Given exercise: Leave out any pictures and transcribe all other data below exactly.

Recorded data:

:::::

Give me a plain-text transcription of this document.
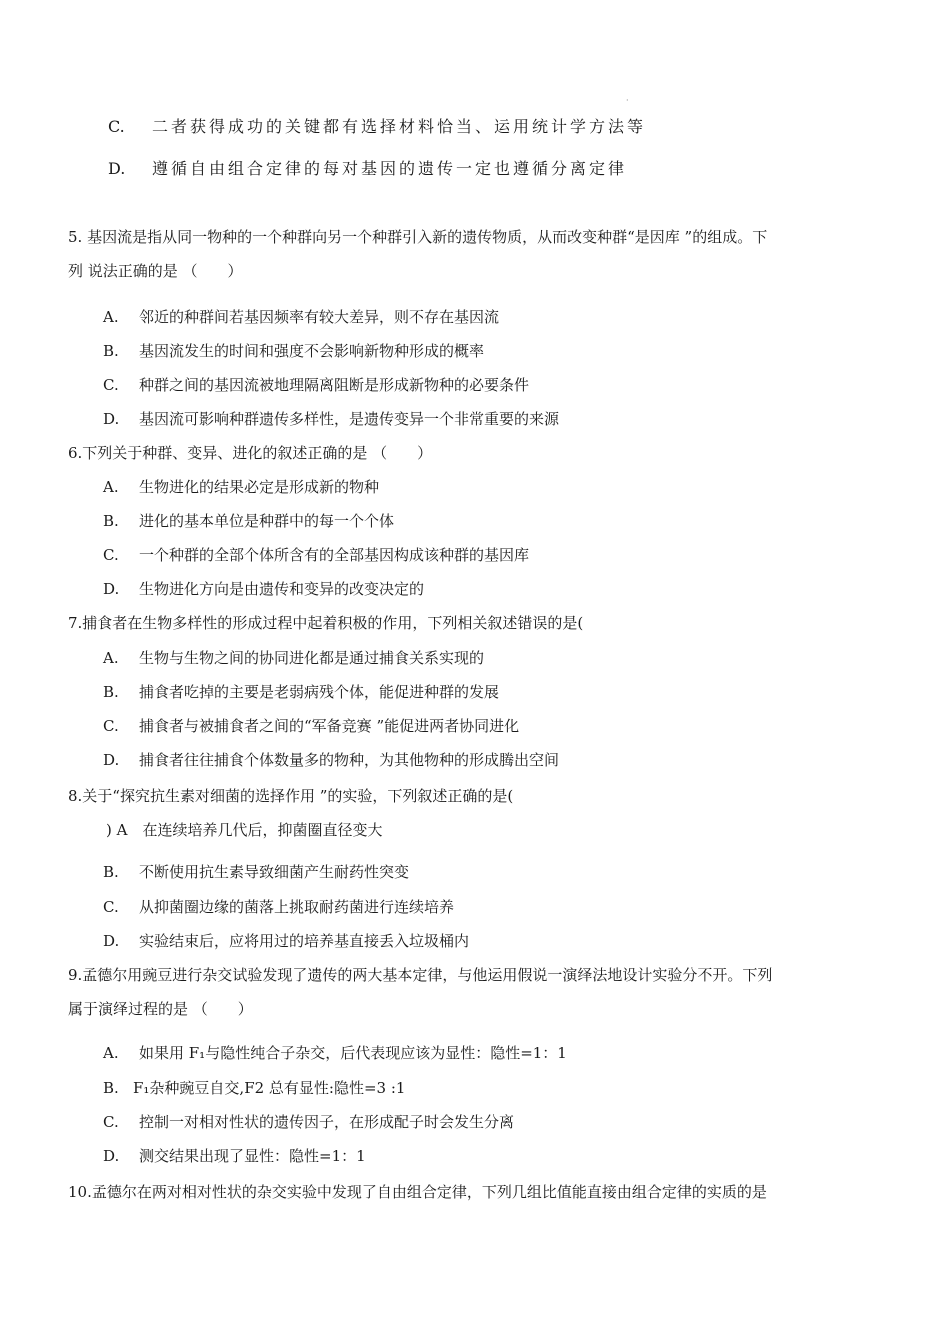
·
C. 二者获得成功的关键都有选择材料恰当、运用统计学方法等
D. 遵循自由组合定律的每对基因的遗传一定也遵循分离定律
5. 基因流是指从同一物种的一个种群向另一个种群引入新的遗传物质，从而改变种群“是因库 ”的组成。下
列 说法正确的是 （　　）
A. 邻近的种群间若基因频率有较大差异，则不存在基因流
B. 基因流发生的时间和强度不会影响新物种形成的概率
C. 种群之间的基因流被地理隔离阻断是形成新物种的必要条件
D. 基因流可影响种群遗传多样性，是遗传变异一个非常重要的来源
6.下列关于种群、变异、进化的叙述正确的是 （　　）
A. 生物进化的结果必定是形成新的物种
B. 进化的基本单位是种群中的每一个个体
C. 一个种群的全部个体所含有的全部基因构成该种群的基因库
D. 生物进化方向是由遗传和变异的改变决定的
7.捕食者在生物多样性的形成过程中起着积极的作用，下列相关叙述错误的是(
A. 生物与生物之间的协同进化都是通过捕食关系实现的
B. 捕食者吃掉的主要是老弱病残个体，能促进种群的发展
C. 捕食者与被捕食者之间的“军备竞赛 ”能促进两者协同进化
D. 捕食者往往捕食个体数量多的物种，为其他物种的形成腾出空间
8.关于“探究抗生素对细菌的选择作用 ”的实验，下列叙述正确的是(
) A　在连续培养几代后，抑菌圈直径变大
B. 不断使用抗生素导致细菌产生耐药性突变
C. 从抑菌圈边缘的菌落上挑取耐药菌进行连续培养
D. 实验结束后，应将用过的培养基直接丢入垃圾桶内
9.孟德尔用豌豆进行杂交试验发现了遗传的两大基本定律，与他运用假说一演绎法地设计实验分不开。下列
属于演绎过程的是 （　　）
A. 如果用 F₁与隐性纯合子杂交，后代表现应该为显性：隐性=1：1
B. F₁杂种豌豆自交,F2 总有显性:隐性=3 :1
C. 控制一对相对性状的遗传因子，在形成配子时会发生分离
D. 测交结果出现了显性：隐性=1：1
10.孟德尔在两对相对性状的杂交实验中发现了自由组合定律，下列几组比值能直接由组合定律的实质的是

:::::

Response to the task:
Give me a plain-text transcription of this document.
·
C. 二者获得成功的关键都有选择材料恰当、运用统计学方法等
D. 遵循自由组合定律的每对基因的遗传一定也遵循分离定律
5. 基因流是指从同一物种的一个种群向另一个种群引入新的遗传物质，从而改变种群“是因库 ”的组成。下
列 说法正确的是 （　　）
A. 邻近的种群间若基因频率有较大差异，则不存在基因流
B. 基因流发生的时间和强度不会影响新物种形成的概率
C. 种群之间的基因流被地理隔离阻断是形成新物种的必要条件
D. 基因流可影响种群遗传多样性，是遗传变异一个非常重要的来源
6.下列关于种群、变异、进化的叙述正确的是 （　　）
A. 生物进化的结果必定是形成新的物种
B. 进化的基本单位是种群中的每一个个体
C. 一个种群的全部个体所含有的全部基因构成该种群的基因库
D. 生物进化方向是由遗传和变异的改变决定的
7.捕食者在生物多样性的形成过程中起着积极的作用，下列相关叙述错误的是(
A. 生物与生物之间的协同进化都是通过捕食关系实现的
B. 捕食者吃掉的主要是老弱病残个体，能促进种群的发展
C. 捕食者与被捕食者之间的“军备竞赛 ”能促进两者协同进化
D. 捕食者往往捕食个体数量多的物种，为其他物种的形成腾出空间
8.关于“探究抗生素对细菌的选择作用 ”的实验，下列叙述正确的是(
) A　在连续培养几代后，抑菌圈直径变大
B. 不断使用抗生素导致细菌产生耐药性突变
C. 从抑菌圈边缘的菌落上挑取耐药菌进行连续培养
D. 实验结束后，应将用过的培养基直接丢入垃圾桶内
9.孟德尔用豌豆进行杂交试验发现了遗传的两大基本定律，与他运用假说一演绎法地设计实验分不开。下列
属于演绎过程的是 （　　）
A. 如果用 F₁与隐性纯合子杂交，后代表现应该为显性：隐性=1：1
B. F₁杂种豌豆自交,F2 总有显性:隐性=3 :1
C. 控制一对相对性状的遗传因子，在形成配子时会发生分离
D. 测交结果出现了显性：隐性=1：1
10.孟德尔在两对相对性状的杂交实验中发现了自由组合定律，下列几组比值能直接由组合定律的实质的是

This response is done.